Material start
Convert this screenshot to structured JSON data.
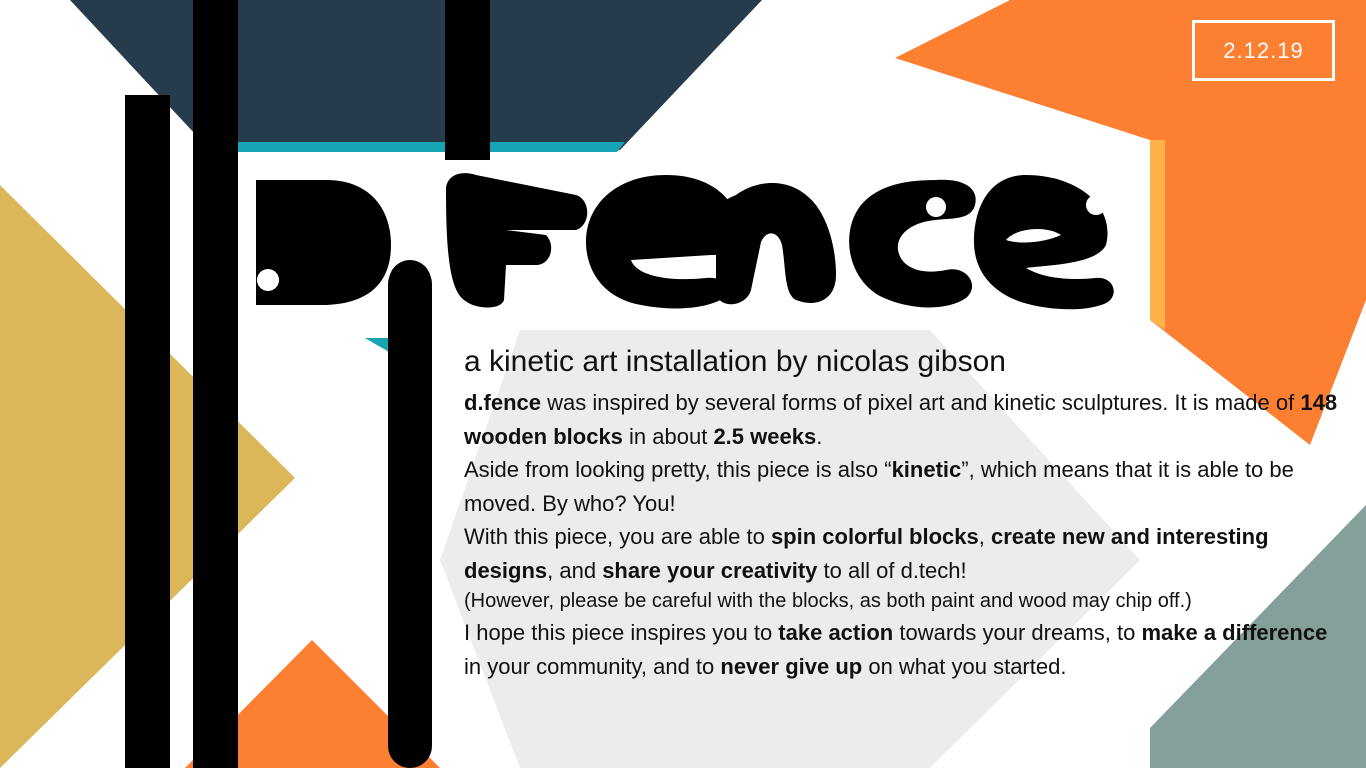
{
  "date": "2.12.19",
  "title": "d.fence",
  "subtitle": "a kinetic art installation by nicolas gibson",
  "paragraphs": [
    [
      {
        "t": "d.fence",
        "b": true
      },
      {
        "t": " was inspired by several forms of pixel art and kinetic sculptures. It is made of ",
        "b": false
      },
      {
        "t": "148 wooden blocks",
        "b": true
      },
      {
        "t": " in about ",
        "b": false
      },
      {
        "t": "2.5 weeks",
        "b": true
      },
      {
        "t": ".",
        "b": false
      }
    ],
    [
      {
        "t": "Aside from looking pretty, this piece is also “",
        "b": false
      },
      {
        "t": "kinetic",
        "b": true
      },
      {
        "t": "”, which means that it is able to be moved. By who? You!",
        "b": false
      }
    ],
    [
      {
        "t": "With this piece, you are able to ",
        "b": false
      },
      {
        "t": "spin colorful blocks",
        "b": true
      },
      {
        "t": ", ",
        "b": false
      },
      {
        "t": "create new and interesting designs",
        "b": true
      },
      {
        "t": ", and ",
        "b": false
      },
      {
        "t": "share your creativity",
        "b": true
      },
      {
        "t": " to all of d.tech!",
        "b": false
      }
    ],
    [
      {
        "t": "(However, please be careful with the blocks, as both paint and wood may chip off.)",
        "b": false,
        "small": true
      }
    ],
    [
      {
        "t": "I hope this piece inspires you to ",
        "b": false
      },
      {
        "t": "take action",
        "b": true
      },
      {
        "t": " towards your dreams, to ",
        "b": false
      },
      {
        "t": "make a difference",
        "b": true
      },
      {
        "t": " in your community, and to ",
        "b": false
      },
      {
        "t": "never give up",
        "b": true
      },
      {
        "t": " on what you started.",
        "b": false
      }
    ]
  ],
  "colors": {
    "navy": "#263c4d",
    "teal": "#16a3b3",
    "orange": "#fd8032",
    "light_orange": "#fdb24a",
    "mustard": "#dcb75a",
    "sage": "#85a09a",
    "light_gray": "#ececec",
    "black": "#000000"
  }
}
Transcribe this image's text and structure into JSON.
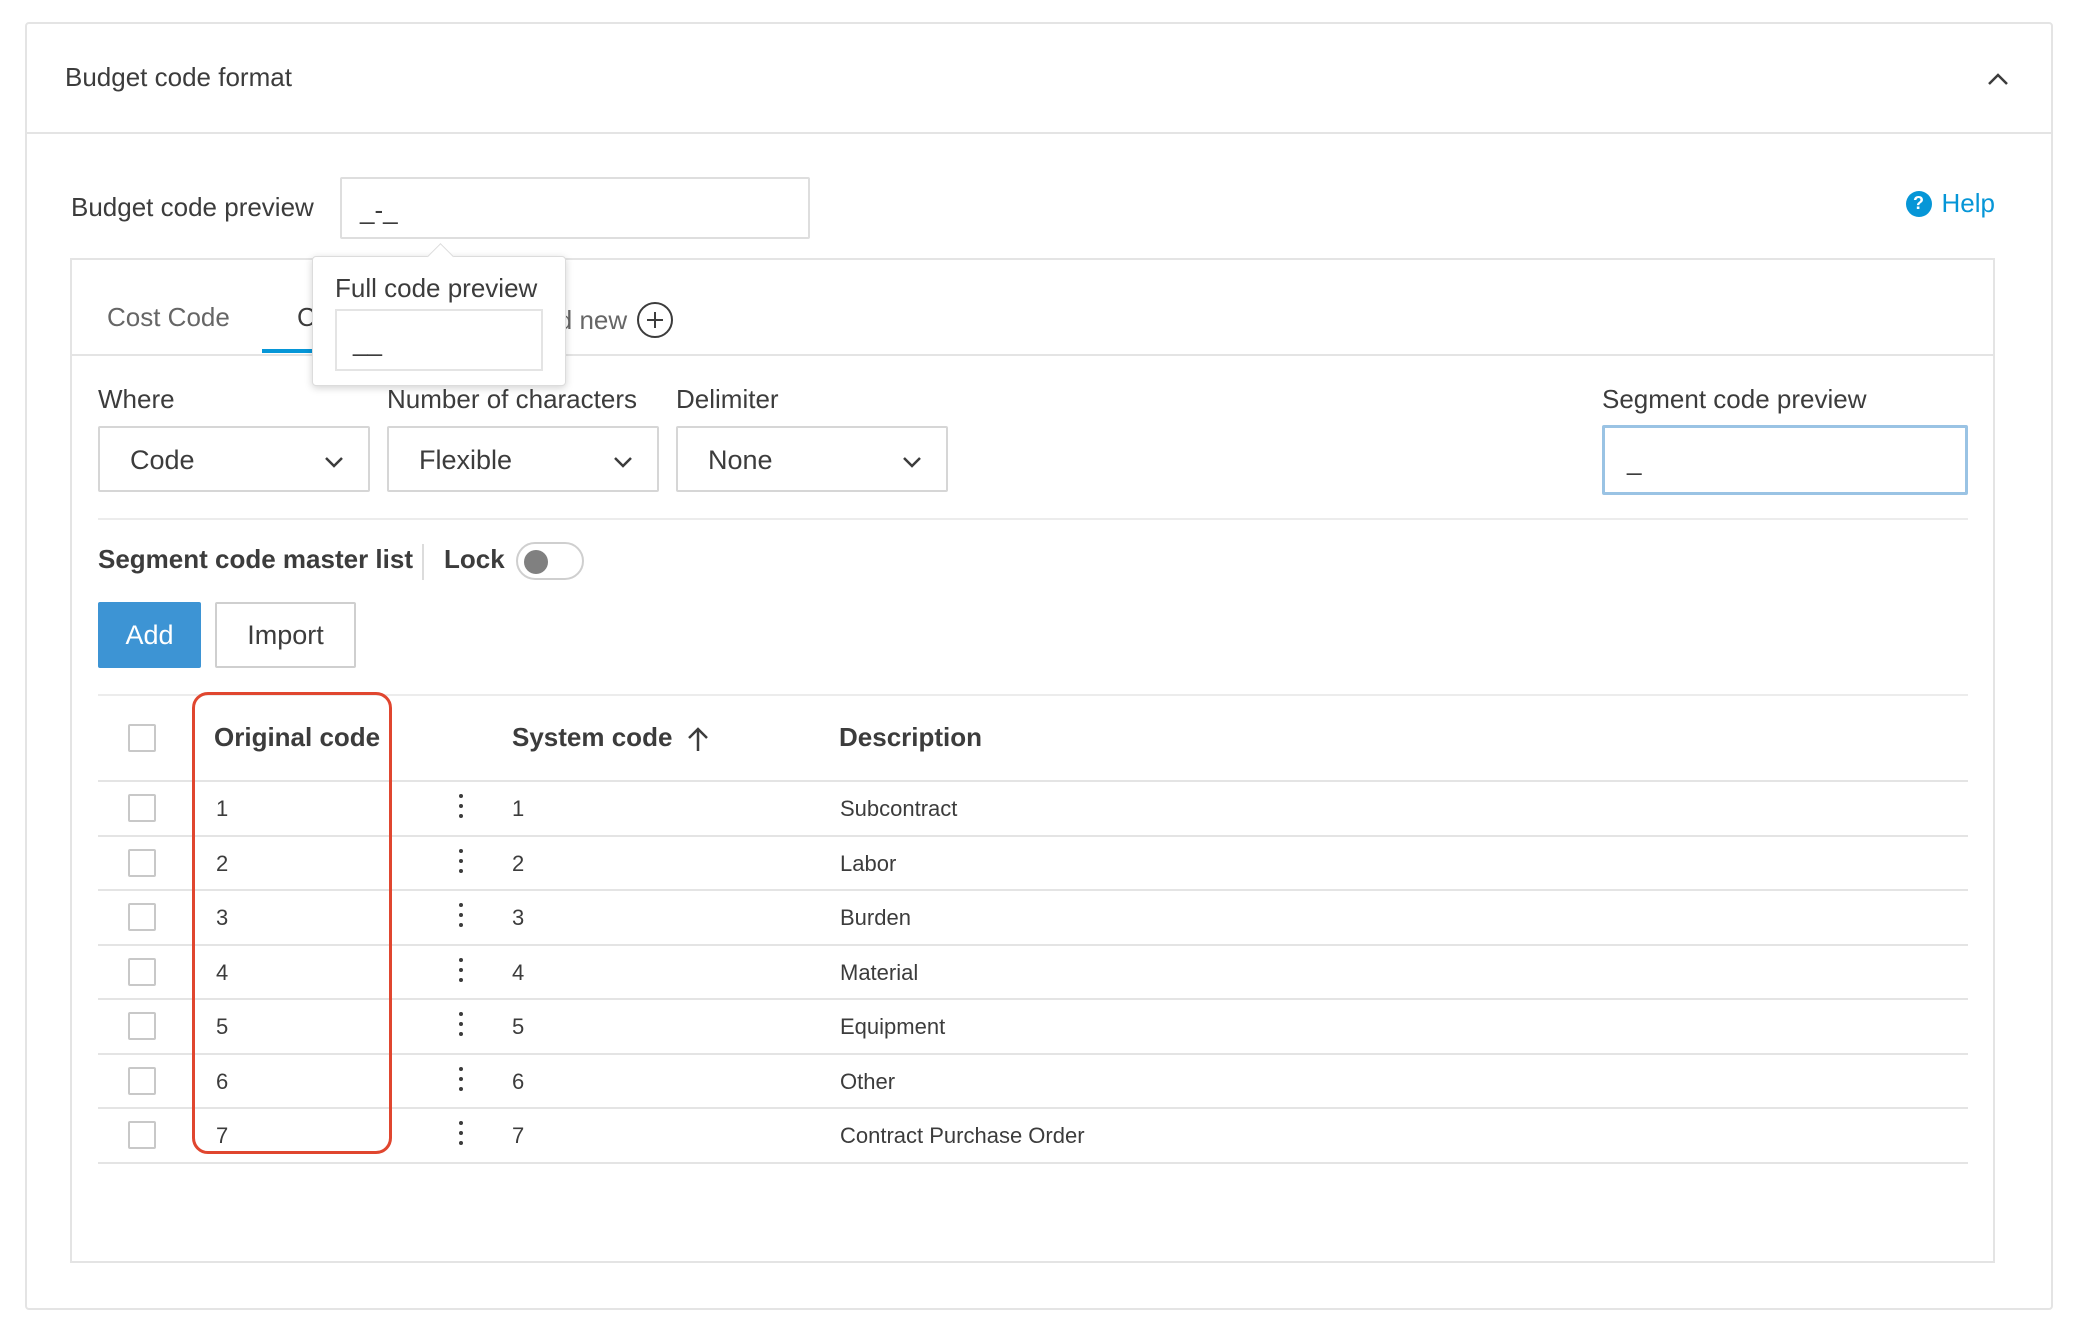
{
  "panel": {
    "title": "Budget code format"
  },
  "preview": {
    "label": "Budget code preview",
    "value": "_-_"
  },
  "help": {
    "label": "Help",
    "icon_glyph": "?"
  },
  "tabs": {
    "cost_code": "Cost Code",
    "active": "C",
    "add_new": "ld new"
  },
  "popover": {
    "title": "Full code preview",
    "value": "__"
  },
  "fields": {
    "where_label": "Where",
    "where_value": "Code",
    "chars_label": "Number of characters",
    "chars_value": "Flexible",
    "delimiter_label": "Delimiter",
    "delimiter_value": "None",
    "segment_preview_label": "Segment code preview",
    "segment_preview_value": "_"
  },
  "master": {
    "title": "Segment code master list",
    "lock_label": "Lock",
    "lock_on": false
  },
  "buttons": {
    "add": "Add",
    "import": "Import"
  },
  "table": {
    "headers": {
      "original": "Original code",
      "system": "System code",
      "description": "Description"
    },
    "rows": [
      {
        "original": "1",
        "system": "1",
        "description": "Subcontract"
      },
      {
        "original": "2",
        "system": "2",
        "description": "Labor"
      },
      {
        "original": "3",
        "system": "3",
        "description": "Burden"
      },
      {
        "original": "4",
        "system": "4",
        "description": "Material"
      },
      {
        "original": "5",
        "system": "5",
        "description": "Equipment"
      },
      {
        "original": "6",
        "system": "6",
        "description": "Other"
      },
      {
        "original": "7",
        "system": "7",
        "description": "Contract Purchase Order"
      }
    ]
  },
  "colors": {
    "accent": "#0696d7",
    "button_primary": "#3d94d4",
    "highlight": "#e0462f"
  }
}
Material end
• _Directions for this task_
From the listing above, pick out each line where the word "JSON" appears.

• _Reply_
Convert this screenshot to structured JSON data.
Transcribe this image's text and structure into JSON.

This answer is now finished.